▶ [ENTRIES SHOWN]:
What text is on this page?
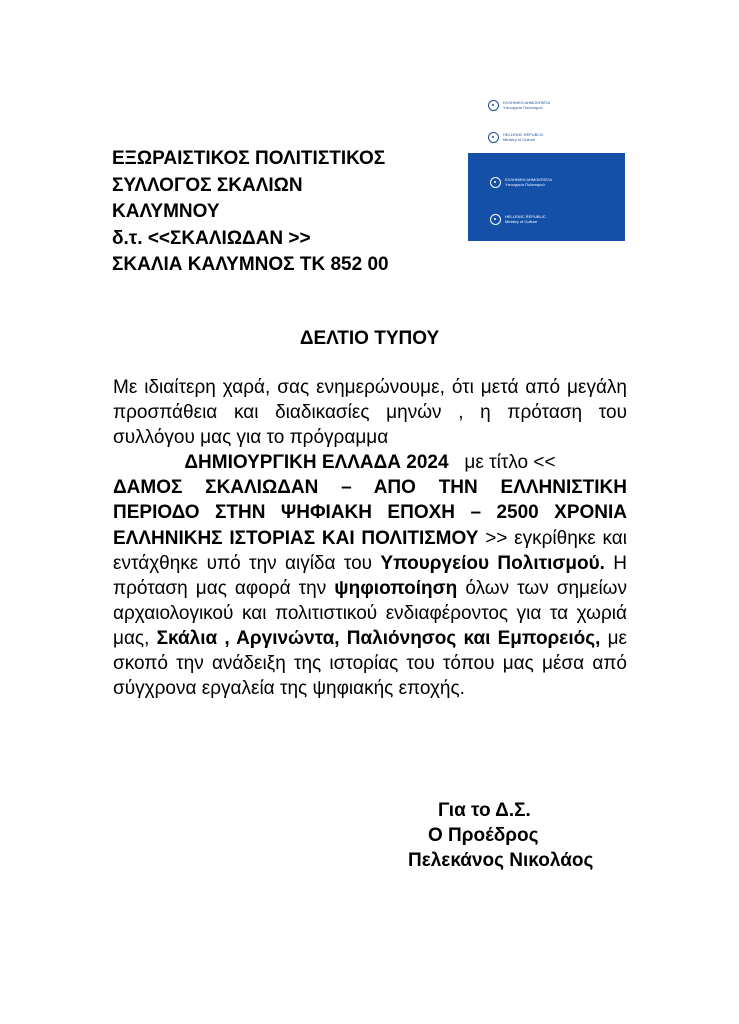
ΕΞΩΡΑΙΣΤΙΚΟΣ ΠΟΛΙΤΙΣΤΙΚΟΣ
ΣΥΛΛΟΓΟΣ ΣΚΑΛΙΩΝ
ΚΑΛΥΜΝΟΥ
δ.τ. <<ΣΚΑΛΙΩΔΑΝ >>
ΣΚΑΛΙΑ ΚΑΛΥΜΝΟΣ ΤΚ 852 00
ΕΛΛΗΝΙΚΗ ΔΗΜΟΚΡΑΤΙΑ
Υπουργείο Πολιτισμού
HELLENIC REPUBLIC
Ministry of Culture
ΕΛΛΗΝΙΚΗ ΔΗΜΟΚΡΑΤΙΑ
Υπουργείο Πολιτισμού
HELLENIC REPUBLIC
Ministry of Culture
ΔΕΛΤΙΟ ΤΥΠΟΥ
Με ιδιαίτερη χαρά, σας ενημερώνουμε, ότι μετά από μεγάλη προσπάθεια και διαδικασίες μηνών , η πρόταση του συλλόγου μας για το πρόγραμμα
ΔΗΜΙΟΥΡΓΙΚΗ ΕΛΛΑΔΑ 2024 με τίτλο <<
ΔΑΜΟΣ ΣΚΑΛΙΩΔΑΝ – ΑΠΟ ΤΗΝ ΕΛΛΗΝΙΣΤΙΚΗ ΠΕΡΙΟΔΟ ΣΤΗΝ ΨΗΦΙΑΚΗ ΕΠΟΧΗ – 2500 ΧΡΟΝΙΑ ΕΛΛΗΝΙΚΗΣ ΙΣΤΟΡΙΑΣ ΚΑΙ ΠΟΛΙΤΙΣΜΟΥ >> εγκρίθηκε και εντάχθηκε υπό την αιγίδα του Υπουργείου Πολιτισμού. Η πρόταση μας αφορά την ψηφιοποίηση όλων των σημείων αρχαιολογικού και πολιτιστικού ενδιαφέροντος για τα χωριά μας, Σκάλια , Αργινώντα, Παλιόνησος και Εμπορειός, με σκοπό την ανάδειξη της ιστορίας του τόπου μας μέσα από σύγχρονα εργαλεία της ψηφιακής εποχής.
Για το Δ.Σ.
Ο Προέδρος
Πελεκάνος Νικολάος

▶ [THE EXERCISE]:
Print every entry above again without changing a word, and omit the pictures.

▶ [SOLUTION]:
What text is on this page?
ΕΞΩΡΑΙΣΤΙΚΟΣ ΠΟΛΙΤΙΣΤΙΚΟΣ
ΣΥΛΛΟΓΟΣ ΣΚΑΛΙΩΝ
ΚΑΛΥΜΝΟΥ
δ.τ. <<ΣΚΑΛΙΩΔΑΝ >>
ΣΚΑΛΙΑ ΚΑΛΥΜΝΟΣ ΤΚ 852 00
ΕΛΛΗΝΙΚΗ ΔΗΜΟΚΡΑΤΙΑ
Υπουργείο Πολιτισμού
HELLENIC REPUBLIC
Ministry of Culture
ΕΛΛΗΝΙΚΗ ΔΗΜΟΚΡΑΤΙΑ
Υπουργείο Πολιτισμού
HELLENIC REPUBLIC
Ministry of Culture
ΔΕΛΤΙΟ ΤΥΠΟΥ
Με ιδιαίτερη χαρά, σας ενημερώνουμε, ότι μετά από μεγάλη προσπάθεια και διαδικασίες μηνών , η πρόταση του συλλόγου μας για το πρόγραμμα
ΔΗΜΙΟΥΡΓΙΚΗ ΕΛΛΑΔΑ 2024 με τίτλο <<
ΔΑΜΟΣ ΣΚΑΛΙΩΔΑΝ – ΑΠΟ ΤΗΝ ΕΛΛΗΝΙΣΤΙΚΗ ΠΕΡΙΟΔΟ ΣΤΗΝ ΨΗΦΙΑΚΗ ΕΠΟΧΗ – 2500 ΧΡΟΝΙΑ ΕΛΛΗΝΙΚΗΣ ΙΣΤΟΡΙΑΣ ΚΑΙ ΠΟΛΙΤΙΣΜΟΥ >> εγκρίθηκε και εντάχθηκε υπό την αιγίδα του Υπουργείου Πολιτισμού. Η πρόταση μας αφορά την ψηφιοποίηση όλων των σημείων αρχαιολογικού και πολιτιστικού ενδιαφέροντος για τα χωριά μας, Σκάλια , Αργινώντα, Παλιόνησος και Εμπορειός, με σκοπό την ανάδειξη της ιστορίας του τόπου μας μέσα από σύγχρονα εργαλεία της ψηφιακής εποχής.
Για το Δ.Σ.
Ο Προέδρος
Πελεκάνος Νικολάος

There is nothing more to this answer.